Data records
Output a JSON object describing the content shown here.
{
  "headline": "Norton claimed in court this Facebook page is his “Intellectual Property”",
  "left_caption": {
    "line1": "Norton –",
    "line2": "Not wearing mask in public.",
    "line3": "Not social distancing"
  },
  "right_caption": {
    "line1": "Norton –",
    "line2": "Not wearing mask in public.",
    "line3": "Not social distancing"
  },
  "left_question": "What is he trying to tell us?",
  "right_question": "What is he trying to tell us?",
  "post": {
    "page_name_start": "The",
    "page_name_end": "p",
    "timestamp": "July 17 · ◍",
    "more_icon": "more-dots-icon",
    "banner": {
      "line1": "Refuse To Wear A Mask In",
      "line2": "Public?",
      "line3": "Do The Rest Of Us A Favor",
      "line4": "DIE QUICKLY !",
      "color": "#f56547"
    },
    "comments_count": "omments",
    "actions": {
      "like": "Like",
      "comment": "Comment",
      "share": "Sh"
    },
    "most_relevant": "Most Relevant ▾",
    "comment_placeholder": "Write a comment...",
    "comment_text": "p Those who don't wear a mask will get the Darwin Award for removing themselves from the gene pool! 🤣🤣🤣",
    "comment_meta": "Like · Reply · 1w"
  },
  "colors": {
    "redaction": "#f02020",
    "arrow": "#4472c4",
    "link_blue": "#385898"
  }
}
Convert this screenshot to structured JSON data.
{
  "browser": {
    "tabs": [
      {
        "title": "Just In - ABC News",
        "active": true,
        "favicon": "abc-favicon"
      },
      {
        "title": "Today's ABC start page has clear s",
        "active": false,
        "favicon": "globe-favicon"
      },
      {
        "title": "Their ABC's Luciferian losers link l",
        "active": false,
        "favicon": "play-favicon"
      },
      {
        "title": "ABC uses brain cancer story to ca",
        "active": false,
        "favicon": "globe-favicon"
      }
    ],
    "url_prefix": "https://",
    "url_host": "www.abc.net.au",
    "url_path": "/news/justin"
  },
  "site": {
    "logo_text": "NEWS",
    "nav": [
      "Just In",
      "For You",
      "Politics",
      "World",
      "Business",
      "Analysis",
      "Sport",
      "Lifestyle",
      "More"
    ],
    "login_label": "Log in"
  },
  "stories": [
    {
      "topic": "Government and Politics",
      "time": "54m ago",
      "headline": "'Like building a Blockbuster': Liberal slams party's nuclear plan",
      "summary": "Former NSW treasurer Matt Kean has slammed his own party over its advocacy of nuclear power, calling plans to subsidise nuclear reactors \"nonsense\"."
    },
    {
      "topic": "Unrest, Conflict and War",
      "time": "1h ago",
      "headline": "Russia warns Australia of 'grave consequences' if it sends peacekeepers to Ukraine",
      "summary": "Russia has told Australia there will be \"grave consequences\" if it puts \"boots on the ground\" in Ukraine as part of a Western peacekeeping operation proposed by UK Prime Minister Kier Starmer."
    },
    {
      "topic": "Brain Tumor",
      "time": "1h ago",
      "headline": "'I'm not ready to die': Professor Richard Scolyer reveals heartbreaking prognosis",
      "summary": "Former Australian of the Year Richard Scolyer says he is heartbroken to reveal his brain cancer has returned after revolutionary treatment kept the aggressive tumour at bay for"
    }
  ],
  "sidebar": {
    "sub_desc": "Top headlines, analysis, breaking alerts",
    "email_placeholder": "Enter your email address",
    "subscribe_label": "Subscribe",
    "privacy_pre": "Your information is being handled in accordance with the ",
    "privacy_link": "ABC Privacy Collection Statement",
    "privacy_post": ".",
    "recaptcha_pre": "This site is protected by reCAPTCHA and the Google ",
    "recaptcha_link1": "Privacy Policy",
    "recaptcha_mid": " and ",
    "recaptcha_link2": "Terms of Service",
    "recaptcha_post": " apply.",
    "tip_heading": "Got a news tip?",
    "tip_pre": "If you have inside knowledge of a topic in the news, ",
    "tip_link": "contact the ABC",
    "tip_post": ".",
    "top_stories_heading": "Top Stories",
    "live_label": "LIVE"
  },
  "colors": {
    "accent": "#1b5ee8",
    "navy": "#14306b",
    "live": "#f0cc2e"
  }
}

Work instructions. Lines of the data above that include the string "site" must each be copied.

Response to the exercise.
  "site": {
    "recaptcha_pre": "This site is protected by reCAPTCHA and the Google ",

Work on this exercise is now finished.